▶ _Request_
Find every line with "Baclofen" in it, then report how many there are and nothing more.

[Stored entries]
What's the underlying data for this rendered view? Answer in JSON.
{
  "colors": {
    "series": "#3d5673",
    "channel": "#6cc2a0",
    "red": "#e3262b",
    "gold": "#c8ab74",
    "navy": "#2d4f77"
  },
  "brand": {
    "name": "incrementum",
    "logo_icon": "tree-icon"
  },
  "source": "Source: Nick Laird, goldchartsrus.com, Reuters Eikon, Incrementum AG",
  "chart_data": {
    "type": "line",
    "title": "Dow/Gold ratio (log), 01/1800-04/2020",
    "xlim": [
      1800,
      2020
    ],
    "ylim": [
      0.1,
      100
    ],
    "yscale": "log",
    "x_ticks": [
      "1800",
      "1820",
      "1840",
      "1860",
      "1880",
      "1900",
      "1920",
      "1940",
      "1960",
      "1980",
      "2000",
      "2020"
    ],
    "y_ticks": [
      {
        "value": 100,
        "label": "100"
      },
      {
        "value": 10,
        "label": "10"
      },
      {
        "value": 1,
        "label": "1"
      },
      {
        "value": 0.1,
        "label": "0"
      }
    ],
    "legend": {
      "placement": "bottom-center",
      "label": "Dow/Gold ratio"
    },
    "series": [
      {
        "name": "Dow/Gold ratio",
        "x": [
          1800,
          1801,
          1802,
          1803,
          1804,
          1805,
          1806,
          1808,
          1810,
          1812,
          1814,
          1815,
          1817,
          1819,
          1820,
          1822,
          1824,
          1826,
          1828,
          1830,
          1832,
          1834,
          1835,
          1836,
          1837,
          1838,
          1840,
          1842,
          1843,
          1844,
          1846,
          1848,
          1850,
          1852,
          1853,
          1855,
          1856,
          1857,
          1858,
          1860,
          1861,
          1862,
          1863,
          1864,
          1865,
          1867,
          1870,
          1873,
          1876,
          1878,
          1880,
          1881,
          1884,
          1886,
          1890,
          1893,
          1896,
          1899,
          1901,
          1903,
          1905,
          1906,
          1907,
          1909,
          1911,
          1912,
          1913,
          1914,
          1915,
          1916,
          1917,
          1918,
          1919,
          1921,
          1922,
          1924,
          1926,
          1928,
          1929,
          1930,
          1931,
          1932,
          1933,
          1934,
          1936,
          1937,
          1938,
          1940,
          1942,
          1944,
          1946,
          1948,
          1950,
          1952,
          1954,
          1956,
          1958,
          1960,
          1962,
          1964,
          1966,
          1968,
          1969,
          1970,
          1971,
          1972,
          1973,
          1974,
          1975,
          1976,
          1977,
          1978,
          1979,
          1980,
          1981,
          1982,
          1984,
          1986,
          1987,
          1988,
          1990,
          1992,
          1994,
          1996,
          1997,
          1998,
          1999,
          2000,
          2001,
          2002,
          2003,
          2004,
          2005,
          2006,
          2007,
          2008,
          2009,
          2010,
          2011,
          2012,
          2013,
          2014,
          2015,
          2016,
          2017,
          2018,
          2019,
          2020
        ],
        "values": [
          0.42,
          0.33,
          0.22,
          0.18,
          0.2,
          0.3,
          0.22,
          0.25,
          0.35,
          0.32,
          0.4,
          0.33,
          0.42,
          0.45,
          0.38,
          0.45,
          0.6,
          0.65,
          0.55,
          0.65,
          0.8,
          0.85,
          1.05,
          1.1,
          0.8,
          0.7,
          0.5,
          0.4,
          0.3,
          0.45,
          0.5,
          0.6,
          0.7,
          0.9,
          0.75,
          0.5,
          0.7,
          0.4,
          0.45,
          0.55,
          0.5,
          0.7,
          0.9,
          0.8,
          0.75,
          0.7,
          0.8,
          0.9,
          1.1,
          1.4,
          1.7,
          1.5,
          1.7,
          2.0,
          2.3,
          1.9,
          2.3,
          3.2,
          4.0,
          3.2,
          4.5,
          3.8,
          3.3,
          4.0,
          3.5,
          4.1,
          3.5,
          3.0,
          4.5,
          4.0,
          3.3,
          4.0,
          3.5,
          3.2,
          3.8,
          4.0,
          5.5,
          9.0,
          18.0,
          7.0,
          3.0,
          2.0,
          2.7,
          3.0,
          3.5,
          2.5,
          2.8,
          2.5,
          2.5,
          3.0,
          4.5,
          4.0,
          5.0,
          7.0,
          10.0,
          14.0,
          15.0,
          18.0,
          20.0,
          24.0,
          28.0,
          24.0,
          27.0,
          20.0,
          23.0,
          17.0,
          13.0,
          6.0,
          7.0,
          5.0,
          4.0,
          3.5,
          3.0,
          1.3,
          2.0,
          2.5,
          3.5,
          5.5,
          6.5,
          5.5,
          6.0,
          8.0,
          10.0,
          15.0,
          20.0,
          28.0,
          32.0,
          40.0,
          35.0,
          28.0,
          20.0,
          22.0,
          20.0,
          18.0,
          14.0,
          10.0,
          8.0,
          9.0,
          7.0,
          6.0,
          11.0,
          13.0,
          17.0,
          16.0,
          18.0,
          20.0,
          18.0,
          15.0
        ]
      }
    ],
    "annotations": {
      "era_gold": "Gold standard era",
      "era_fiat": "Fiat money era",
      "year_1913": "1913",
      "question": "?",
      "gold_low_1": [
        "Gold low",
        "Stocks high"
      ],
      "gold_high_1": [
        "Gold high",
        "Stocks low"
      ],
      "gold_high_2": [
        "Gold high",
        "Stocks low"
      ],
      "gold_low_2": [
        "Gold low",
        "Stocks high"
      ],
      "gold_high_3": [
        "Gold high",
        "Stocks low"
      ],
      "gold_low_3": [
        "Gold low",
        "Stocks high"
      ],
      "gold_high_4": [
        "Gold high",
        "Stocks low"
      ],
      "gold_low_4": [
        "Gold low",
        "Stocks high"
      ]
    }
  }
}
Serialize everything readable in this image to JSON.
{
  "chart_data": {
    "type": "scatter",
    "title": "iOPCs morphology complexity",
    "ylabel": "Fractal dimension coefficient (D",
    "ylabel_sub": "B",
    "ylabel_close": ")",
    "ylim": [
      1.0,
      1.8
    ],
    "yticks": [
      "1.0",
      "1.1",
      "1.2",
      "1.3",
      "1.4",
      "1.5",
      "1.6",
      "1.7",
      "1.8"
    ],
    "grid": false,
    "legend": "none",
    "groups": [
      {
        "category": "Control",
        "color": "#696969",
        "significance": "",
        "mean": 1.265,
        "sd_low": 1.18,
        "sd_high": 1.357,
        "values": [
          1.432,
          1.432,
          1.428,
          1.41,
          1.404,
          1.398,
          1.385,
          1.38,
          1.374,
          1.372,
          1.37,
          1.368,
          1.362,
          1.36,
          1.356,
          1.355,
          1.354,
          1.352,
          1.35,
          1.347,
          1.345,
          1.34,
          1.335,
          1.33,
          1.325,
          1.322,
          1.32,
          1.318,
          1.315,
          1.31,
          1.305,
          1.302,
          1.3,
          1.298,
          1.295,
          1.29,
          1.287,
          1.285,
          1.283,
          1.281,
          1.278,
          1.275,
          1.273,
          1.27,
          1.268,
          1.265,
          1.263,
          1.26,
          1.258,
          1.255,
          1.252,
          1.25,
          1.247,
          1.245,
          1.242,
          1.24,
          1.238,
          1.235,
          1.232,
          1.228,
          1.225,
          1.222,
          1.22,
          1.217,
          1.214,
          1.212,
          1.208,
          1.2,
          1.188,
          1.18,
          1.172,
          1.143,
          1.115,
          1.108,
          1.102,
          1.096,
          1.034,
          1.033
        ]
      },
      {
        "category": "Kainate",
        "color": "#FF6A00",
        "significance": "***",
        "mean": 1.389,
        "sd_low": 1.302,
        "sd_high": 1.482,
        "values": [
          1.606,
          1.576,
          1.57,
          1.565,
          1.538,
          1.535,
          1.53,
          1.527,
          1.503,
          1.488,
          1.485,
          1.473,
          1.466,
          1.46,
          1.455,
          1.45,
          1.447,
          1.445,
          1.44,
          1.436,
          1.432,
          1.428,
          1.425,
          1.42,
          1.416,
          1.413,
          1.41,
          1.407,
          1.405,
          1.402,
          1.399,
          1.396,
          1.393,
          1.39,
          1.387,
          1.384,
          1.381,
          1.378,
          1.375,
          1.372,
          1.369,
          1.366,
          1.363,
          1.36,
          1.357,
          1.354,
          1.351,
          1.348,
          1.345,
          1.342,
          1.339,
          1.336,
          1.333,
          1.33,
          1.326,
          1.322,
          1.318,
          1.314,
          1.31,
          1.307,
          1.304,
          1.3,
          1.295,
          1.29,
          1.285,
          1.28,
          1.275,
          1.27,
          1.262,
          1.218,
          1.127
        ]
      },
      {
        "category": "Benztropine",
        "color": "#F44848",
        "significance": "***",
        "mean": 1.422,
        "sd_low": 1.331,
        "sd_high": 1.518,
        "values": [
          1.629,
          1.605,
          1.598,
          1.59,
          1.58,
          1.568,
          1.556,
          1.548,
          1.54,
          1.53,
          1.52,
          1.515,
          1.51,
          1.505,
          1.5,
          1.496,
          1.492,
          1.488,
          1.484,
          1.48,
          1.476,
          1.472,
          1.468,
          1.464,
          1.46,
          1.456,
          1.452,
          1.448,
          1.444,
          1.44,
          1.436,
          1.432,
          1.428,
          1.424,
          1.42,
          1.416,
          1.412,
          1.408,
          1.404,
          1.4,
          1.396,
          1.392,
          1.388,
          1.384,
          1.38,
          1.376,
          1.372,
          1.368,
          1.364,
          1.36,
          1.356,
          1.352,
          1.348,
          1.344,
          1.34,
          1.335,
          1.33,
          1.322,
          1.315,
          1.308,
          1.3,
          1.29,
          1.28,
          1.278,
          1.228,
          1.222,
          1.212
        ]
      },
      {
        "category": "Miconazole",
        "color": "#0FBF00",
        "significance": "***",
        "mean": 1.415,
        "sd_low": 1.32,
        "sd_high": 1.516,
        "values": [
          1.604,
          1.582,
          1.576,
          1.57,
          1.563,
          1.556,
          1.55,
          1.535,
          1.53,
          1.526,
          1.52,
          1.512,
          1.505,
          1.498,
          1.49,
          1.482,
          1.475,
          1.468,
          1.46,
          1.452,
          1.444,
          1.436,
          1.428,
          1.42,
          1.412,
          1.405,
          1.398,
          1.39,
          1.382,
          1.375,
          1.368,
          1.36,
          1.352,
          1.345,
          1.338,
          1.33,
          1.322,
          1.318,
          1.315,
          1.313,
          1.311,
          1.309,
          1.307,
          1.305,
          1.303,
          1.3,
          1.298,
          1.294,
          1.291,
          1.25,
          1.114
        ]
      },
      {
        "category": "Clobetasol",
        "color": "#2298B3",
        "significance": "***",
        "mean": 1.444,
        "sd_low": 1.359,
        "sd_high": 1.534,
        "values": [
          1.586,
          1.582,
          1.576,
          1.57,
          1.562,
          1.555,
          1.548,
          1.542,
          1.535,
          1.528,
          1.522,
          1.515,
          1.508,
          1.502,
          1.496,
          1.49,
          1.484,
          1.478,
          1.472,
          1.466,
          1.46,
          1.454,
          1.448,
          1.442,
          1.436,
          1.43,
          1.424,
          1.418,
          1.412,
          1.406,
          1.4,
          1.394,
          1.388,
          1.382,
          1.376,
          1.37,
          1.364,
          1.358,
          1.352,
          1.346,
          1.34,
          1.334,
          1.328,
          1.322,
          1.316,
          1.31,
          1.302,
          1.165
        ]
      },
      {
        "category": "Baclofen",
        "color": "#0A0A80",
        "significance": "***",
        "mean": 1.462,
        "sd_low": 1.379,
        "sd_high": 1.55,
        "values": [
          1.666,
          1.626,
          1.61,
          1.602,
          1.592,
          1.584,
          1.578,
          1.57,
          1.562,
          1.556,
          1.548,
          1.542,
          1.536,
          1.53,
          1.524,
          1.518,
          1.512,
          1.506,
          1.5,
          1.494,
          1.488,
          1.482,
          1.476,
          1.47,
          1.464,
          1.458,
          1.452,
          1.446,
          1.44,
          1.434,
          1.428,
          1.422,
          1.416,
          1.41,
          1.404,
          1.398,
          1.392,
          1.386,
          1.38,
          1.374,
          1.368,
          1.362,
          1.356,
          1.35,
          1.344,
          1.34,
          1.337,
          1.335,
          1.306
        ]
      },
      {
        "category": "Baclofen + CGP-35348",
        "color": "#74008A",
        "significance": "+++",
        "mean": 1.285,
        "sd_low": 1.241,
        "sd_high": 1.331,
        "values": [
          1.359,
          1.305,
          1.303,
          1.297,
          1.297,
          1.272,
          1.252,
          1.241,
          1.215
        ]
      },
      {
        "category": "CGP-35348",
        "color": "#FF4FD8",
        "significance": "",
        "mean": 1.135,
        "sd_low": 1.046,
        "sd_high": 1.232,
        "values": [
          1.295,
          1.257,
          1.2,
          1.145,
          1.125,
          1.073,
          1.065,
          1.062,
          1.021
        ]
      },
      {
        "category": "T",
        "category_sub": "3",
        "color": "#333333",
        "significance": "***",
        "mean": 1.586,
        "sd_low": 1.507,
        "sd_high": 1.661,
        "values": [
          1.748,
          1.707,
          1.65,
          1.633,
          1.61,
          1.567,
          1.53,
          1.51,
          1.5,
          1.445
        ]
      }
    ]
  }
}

▶ _Task response_
2